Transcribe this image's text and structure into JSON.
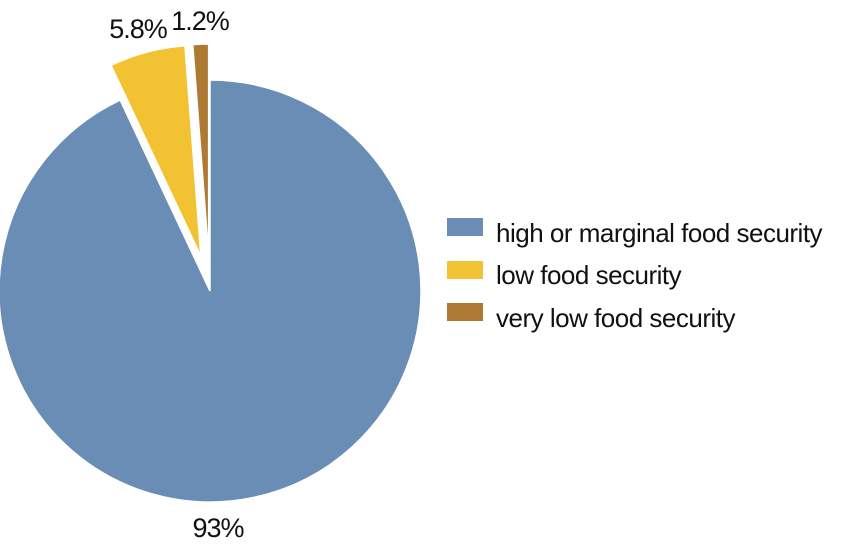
{
  "chart_data": {
    "type": "pie",
    "title": "",
    "slices": [
      {
        "label": "high or marginal food security",
        "value": 93,
        "display": "93%",
        "color": "#6a8db5",
        "exploded": false
      },
      {
        "label": "low food security",
        "value": 5.8,
        "display": "5.8%",
        "color": "#f3c232",
        "exploded": true
      },
      {
        "label": "very low food security",
        "value": 1.2,
        "display": "1.2%",
        "color": "#ae7a33",
        "exploded": true
      }
    ],
    "legend": {
      "placement": "right"
    }
  }
}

# Short task
From the entries above, extract each line containing "security".

# The solution
        "label": "high or marginal food security",
        "label": "low food security",
        "label": "very low food security",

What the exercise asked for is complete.